▶ _やること_
**1)** ゴーン改革についての文書で、沖縄で開かれた国際会議は何がテーマでしたか。
**2)** ゴーン改革についての文書の続きを、最後の文の後から書いてください。

▶ _文書_

経団連などの公式会合でも「ゴーン改革」を説明し、その姿勢には多くの人が拍手したものだ。沖縄で行われたサイバーセキュリティの国際会議でも、英語のスピーチは立派だった。パネリストの一人として出た僕は、メモを読むのに精いっぱいだったのに。
ただ経産省が主催したあるクローズドな会議で一緒したとき、ちょっと「?」と思ったことがある。今後クルマなどのデジタル化が進むからDXをどうするかという議論の中で、
「ニッサンではまだ発表していないが、ある大手ソフトハウスを買収するつもりだ」

▶ _用意したデータ_
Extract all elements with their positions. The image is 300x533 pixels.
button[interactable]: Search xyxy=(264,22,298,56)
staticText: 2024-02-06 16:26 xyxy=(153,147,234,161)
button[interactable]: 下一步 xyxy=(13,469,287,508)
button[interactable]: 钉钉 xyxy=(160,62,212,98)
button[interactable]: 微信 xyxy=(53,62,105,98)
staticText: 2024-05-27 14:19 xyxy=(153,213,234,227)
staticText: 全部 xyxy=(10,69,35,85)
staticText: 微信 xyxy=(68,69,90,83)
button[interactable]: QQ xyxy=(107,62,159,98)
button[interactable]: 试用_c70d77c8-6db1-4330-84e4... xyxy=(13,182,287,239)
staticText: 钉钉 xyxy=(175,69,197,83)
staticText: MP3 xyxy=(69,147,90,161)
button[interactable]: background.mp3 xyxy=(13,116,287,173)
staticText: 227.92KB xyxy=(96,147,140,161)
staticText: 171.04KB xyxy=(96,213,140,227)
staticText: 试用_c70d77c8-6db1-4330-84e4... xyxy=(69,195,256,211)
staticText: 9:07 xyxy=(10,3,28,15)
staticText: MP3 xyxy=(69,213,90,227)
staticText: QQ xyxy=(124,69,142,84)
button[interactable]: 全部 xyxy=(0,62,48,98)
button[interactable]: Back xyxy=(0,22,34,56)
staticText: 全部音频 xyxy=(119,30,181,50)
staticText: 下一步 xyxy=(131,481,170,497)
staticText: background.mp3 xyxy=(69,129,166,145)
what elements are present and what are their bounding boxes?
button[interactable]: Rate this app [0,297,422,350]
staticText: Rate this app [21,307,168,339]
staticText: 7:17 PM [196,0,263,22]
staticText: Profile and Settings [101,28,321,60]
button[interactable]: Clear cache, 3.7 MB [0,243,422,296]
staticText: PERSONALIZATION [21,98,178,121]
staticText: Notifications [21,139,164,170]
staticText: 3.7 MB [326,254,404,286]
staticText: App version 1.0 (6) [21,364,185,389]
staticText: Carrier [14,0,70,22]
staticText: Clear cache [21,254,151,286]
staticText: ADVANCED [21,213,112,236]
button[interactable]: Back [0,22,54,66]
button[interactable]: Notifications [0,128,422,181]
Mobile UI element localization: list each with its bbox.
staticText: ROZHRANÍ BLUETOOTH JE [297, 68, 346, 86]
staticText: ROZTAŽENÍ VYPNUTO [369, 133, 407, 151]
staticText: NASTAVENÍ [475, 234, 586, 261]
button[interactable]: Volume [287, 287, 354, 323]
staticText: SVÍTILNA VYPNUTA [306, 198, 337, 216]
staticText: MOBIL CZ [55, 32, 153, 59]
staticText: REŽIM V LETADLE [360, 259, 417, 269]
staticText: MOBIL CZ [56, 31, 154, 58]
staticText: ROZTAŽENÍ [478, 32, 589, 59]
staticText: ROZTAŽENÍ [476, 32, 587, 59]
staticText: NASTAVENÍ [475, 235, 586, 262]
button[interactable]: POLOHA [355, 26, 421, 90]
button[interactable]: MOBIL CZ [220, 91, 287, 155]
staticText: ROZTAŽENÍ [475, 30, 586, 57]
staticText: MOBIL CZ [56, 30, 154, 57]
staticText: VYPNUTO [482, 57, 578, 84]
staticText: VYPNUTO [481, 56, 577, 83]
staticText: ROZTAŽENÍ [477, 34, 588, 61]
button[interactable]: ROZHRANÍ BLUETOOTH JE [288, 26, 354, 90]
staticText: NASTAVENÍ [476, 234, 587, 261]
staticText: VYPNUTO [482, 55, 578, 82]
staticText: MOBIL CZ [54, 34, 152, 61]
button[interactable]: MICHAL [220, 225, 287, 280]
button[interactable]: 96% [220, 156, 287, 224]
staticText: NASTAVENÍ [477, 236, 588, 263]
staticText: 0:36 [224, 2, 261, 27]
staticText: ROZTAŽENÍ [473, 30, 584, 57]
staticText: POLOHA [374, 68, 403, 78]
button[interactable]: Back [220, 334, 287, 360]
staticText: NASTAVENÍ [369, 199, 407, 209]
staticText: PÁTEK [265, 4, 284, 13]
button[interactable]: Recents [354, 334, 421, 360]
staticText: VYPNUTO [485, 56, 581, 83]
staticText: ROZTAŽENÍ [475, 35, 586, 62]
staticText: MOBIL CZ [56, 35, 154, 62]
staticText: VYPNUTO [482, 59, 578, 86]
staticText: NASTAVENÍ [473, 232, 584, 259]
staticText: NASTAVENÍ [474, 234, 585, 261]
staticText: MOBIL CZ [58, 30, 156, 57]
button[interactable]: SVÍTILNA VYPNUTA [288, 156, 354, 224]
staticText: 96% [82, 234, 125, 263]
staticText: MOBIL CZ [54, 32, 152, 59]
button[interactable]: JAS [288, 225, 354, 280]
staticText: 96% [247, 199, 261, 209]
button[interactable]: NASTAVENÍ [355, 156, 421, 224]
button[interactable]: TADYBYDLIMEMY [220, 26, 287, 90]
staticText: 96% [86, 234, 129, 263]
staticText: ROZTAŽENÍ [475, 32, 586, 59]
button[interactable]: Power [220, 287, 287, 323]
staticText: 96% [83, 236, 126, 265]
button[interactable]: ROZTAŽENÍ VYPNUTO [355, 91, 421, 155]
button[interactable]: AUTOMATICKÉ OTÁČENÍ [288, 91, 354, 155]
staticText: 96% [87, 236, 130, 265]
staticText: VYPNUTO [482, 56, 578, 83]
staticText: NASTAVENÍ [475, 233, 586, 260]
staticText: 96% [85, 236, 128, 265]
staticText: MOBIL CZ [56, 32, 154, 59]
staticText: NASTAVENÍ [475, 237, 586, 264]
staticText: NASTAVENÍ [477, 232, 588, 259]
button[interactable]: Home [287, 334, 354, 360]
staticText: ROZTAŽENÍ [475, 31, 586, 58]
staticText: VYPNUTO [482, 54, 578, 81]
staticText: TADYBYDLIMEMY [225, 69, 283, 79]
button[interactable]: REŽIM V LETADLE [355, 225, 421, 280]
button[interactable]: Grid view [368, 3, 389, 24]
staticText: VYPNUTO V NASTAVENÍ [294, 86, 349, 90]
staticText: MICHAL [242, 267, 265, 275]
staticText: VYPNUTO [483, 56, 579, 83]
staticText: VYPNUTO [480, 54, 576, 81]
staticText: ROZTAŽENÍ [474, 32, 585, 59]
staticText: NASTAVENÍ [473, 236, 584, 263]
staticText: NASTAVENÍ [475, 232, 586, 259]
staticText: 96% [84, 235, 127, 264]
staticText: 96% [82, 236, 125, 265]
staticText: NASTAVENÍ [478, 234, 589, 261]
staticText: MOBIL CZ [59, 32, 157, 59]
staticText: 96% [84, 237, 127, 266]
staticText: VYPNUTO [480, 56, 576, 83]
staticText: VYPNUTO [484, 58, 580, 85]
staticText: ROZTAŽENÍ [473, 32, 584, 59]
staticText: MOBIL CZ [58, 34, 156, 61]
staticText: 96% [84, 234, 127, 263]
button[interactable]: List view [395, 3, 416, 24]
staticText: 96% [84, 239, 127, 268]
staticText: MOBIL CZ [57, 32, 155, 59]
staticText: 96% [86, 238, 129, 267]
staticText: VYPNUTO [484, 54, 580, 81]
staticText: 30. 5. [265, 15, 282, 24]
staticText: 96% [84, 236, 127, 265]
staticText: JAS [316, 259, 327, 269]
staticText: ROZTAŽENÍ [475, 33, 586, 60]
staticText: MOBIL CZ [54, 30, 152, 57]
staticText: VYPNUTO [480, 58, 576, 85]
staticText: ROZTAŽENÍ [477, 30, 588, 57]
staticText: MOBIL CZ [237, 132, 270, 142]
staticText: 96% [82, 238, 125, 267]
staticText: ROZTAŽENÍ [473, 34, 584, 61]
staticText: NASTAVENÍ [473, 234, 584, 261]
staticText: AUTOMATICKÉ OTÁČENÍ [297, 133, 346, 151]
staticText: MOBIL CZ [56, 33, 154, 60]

▶ _それぞれの答え_
**1)** サイバーセキュリティです。

**2)**
という発言があった。僕が違和感を持った理由は、インターネット経済の世界はミルフィーユのような多層構造での水平分業が普通。GAFAだって得意なところで世界一になり、その後周辺に手を広げる戦略だ。だからデジタル化されたクルマ経済(その中には製造だけでなく販売・運用・保守なども含まれる)の中で、自社がどういう位置を占めるかが重要だ。
それを製造業型垂直統合での発展という主張だったので「あ、この人分かっていないな」と思った。僕の感覚が正しかったかどうかは別にして、ニッサンの凋落はやはり人災だったのでしょうね。